Records from a dataset:
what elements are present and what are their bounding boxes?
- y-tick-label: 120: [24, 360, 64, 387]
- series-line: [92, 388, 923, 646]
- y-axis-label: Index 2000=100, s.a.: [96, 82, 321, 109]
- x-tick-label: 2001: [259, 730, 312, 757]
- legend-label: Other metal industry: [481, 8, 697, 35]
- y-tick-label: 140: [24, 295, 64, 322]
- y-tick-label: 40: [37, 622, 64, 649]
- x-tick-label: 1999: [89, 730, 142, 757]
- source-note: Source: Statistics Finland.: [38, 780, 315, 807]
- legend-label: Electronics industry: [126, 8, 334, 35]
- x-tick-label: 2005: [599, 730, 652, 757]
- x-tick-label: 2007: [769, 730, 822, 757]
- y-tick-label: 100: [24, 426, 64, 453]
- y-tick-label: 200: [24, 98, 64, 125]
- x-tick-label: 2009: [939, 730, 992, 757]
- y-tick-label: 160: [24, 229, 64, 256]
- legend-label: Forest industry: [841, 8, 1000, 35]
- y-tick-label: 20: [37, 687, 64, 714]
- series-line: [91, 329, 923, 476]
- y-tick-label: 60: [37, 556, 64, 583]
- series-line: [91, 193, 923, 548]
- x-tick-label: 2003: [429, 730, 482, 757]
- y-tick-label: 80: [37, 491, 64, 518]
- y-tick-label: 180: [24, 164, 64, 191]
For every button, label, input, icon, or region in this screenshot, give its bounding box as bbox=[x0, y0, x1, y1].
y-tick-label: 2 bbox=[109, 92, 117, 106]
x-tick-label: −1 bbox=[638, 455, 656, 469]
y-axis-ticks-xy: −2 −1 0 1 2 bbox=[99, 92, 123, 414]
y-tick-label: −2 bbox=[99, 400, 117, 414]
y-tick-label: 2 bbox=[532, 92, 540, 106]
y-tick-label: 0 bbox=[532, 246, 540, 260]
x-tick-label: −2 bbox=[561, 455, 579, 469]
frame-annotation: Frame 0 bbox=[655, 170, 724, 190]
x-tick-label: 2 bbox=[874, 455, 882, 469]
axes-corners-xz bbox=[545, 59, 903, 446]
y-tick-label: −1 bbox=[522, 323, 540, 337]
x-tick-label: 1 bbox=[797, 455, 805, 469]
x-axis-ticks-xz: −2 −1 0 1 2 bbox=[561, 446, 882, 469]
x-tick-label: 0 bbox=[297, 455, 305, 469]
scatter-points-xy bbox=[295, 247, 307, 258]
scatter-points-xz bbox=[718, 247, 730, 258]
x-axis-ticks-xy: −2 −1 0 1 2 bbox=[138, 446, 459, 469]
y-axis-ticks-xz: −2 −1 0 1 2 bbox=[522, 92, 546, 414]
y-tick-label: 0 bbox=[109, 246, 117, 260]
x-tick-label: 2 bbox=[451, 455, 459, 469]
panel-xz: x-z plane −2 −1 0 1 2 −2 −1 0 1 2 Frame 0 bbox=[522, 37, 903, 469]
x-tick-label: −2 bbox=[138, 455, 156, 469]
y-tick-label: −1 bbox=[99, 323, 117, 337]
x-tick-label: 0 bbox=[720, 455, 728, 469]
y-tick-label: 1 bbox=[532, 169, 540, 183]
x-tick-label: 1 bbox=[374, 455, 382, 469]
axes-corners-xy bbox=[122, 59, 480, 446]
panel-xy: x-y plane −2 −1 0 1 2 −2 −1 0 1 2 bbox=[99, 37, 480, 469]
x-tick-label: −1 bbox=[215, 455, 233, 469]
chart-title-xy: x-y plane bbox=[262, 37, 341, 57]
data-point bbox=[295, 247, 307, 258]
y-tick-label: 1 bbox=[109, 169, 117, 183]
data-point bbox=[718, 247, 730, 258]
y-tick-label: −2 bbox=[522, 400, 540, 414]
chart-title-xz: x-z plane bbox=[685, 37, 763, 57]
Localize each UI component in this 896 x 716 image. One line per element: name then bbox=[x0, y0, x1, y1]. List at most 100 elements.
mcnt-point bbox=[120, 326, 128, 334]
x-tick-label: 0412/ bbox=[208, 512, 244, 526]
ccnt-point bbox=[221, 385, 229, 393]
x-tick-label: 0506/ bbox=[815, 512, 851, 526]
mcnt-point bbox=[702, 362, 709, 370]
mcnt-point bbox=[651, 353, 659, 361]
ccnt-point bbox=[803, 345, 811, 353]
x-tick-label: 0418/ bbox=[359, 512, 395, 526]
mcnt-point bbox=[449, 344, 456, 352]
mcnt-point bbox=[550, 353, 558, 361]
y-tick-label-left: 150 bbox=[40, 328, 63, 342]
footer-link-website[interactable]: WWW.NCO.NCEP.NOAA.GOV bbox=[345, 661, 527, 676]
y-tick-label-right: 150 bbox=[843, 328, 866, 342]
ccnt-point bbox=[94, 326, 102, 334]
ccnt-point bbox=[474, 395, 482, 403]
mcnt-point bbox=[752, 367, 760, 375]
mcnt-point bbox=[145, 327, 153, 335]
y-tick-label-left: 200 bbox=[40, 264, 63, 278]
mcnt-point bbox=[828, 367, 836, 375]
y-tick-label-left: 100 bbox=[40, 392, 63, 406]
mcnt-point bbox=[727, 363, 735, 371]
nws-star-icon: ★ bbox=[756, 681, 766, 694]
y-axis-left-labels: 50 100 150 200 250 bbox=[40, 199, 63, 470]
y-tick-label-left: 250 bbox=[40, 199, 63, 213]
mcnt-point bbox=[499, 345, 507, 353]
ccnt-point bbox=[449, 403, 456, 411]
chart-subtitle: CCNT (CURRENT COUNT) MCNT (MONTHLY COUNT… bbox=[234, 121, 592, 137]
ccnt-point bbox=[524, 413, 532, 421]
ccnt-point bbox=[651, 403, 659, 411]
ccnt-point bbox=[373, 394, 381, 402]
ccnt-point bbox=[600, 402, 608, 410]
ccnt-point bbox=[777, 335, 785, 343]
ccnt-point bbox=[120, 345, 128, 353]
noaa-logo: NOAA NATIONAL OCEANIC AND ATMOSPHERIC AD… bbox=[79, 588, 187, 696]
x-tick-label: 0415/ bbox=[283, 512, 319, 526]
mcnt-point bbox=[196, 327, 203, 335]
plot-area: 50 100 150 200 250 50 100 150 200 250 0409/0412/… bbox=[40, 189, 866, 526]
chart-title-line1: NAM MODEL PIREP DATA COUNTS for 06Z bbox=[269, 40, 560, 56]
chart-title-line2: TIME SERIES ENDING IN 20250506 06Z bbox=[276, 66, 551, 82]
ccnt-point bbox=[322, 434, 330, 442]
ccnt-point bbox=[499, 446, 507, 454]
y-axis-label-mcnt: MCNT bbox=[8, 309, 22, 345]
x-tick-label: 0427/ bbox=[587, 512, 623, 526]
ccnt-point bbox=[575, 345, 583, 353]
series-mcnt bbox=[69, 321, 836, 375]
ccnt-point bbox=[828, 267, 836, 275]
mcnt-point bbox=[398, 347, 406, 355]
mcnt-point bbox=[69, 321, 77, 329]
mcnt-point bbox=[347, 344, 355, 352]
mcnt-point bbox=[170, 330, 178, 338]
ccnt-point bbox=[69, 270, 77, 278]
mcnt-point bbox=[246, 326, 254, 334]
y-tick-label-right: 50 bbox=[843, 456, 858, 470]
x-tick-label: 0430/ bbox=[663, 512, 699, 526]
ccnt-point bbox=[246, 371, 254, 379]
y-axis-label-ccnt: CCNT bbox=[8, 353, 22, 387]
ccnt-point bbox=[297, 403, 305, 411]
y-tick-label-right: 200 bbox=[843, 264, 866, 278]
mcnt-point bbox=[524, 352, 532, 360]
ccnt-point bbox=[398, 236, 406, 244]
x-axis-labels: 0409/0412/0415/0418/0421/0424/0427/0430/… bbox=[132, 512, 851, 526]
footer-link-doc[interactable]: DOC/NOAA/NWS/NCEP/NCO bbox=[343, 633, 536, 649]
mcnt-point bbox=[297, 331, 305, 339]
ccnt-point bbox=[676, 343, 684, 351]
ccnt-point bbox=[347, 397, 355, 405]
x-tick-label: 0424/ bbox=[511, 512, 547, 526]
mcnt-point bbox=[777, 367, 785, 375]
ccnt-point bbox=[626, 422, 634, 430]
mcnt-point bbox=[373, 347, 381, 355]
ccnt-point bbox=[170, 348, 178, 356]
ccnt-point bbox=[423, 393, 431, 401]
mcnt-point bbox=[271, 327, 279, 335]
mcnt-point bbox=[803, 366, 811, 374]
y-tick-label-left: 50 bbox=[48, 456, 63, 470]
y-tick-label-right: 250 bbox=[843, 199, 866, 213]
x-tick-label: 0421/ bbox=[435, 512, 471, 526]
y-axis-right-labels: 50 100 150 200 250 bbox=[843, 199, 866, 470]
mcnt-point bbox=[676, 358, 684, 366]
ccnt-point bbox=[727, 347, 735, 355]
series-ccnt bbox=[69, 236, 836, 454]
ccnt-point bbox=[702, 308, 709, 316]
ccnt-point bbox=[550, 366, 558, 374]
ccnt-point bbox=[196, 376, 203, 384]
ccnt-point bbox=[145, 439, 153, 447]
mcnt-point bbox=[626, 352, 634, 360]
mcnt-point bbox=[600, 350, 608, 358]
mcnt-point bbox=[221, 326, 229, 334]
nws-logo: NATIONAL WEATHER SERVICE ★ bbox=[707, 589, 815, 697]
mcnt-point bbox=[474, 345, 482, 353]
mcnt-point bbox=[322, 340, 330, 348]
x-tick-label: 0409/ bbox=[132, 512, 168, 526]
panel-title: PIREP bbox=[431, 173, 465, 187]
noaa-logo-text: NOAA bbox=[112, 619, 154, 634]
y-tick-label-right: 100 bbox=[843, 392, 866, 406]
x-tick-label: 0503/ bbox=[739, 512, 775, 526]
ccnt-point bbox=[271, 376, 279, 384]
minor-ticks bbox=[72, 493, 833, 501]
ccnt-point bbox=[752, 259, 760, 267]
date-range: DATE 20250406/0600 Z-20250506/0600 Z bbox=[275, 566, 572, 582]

● **Exercise objective**
Format the records above as a numbered list, from the first line through the line containing "scatter-points-xz bbox=[718, 247, 730, 258]", including both ends. Skip blank lines.

● **Final result**
1. what elements are present and what are their bounding boxes?
2. - y-tick-label: 120: [24, 360, 64, 387]
3. - series-line: [92, 388, 923, 646]
4. - y-axis-label: Index 2000=100, s.a.: [96, 82, 321, 109]
5. - x-tick-label: 2001: [259, 730, 312, 757]
6. - legend-label: Other metal industry: [481, 8, 697, 35]
7. - y-tick-label: 140: [24, 295, 64, 322]
8. - y-tick-label: 40: [37, 622, 64, 649]
9. - x-tick-label: 1999: [89, 730, 142, 757]
10. - source-note: Source: Statistics Finland.: [38, 780, 315, 807]
11. - legend-label: Electronics industry: [126, 8, 334, 35]
12. - x-tick-label: 2005: [599, 730, 652, 757]
13. - x-tick-label: 2007: [769, 730, 822, 757]
14. - y-tick-label: 100: [24, 426, 64, 453]
15. - y-tick-label: 200: [24, 98, 64, 125]
16. - x-tick-label: 2009: [939, 730, 992, 757]
17. - y-tick-label: 160: [24, 229, 64, 256]
18. - legend-label: Forest industry: [841, 8, 1000, 35]
19. - y-tick-label: 20: [37, 687, 64, 714]
20. - series-line: [91, 329, 923, 476]
21. - y-tick-label: 60: [37, 556, 64, 583]
22. - series-line: [91, 193, 923, 548]
23. - x-tick-label: 2003: [429, 730, 482, 757]
24. - y-tick-label: 80: [37, 491, 64, 518]
25. - y-tick-label: 180: [24, 164, 64, 191]
26. For every button, label, input, icon, or region in this screenshot, give its bounding box as bbox=[x0, y0, x1, y1].
27. y-tick-label: 2 bbox=[109, 92, 117, 106]
28. x-tick-label: −1 bbox=[638, 455, 656, 469]
29. y-axis-ticks-xy: −2 −1 0 1 2 bbox=[99, 92, 123, 414]
30. y-tick-label: −2 bbox=[99, 400, 117, 414]
31. y-tick-label: 2 bbox=[532, 92, 540, 106]
32. y-tick-label: 0 bbox=[532, 246, 540, 260]
33. x-tick-label: −2 bbox=[561, 455, 579, 469]
34. frame-annotation: Frame 0 bbox=[655, 170, 724, 190]
35. x-tick-label: 2 bbox=[874, 455, 882, 469]
36. axes-corners-xz bbox=[545, 59, 903, 446]
37. y-tick-label: −1 bbox=[522, 323, 540, 337]
38. x-tick-label: 1 bbox=[797, 455, 805, 469]
39. x-axis-ticks-xz: −2 −1 0 1 2 bbox=[561, 446, 882, 469]
40. x-tick-label: 0 bbox=[297, 455, 305, 469]
41. scatter-points-xy bbox=[295, 247, 307, 258]
42. scatter-points-xz bbox=[718, 247, 730, 258]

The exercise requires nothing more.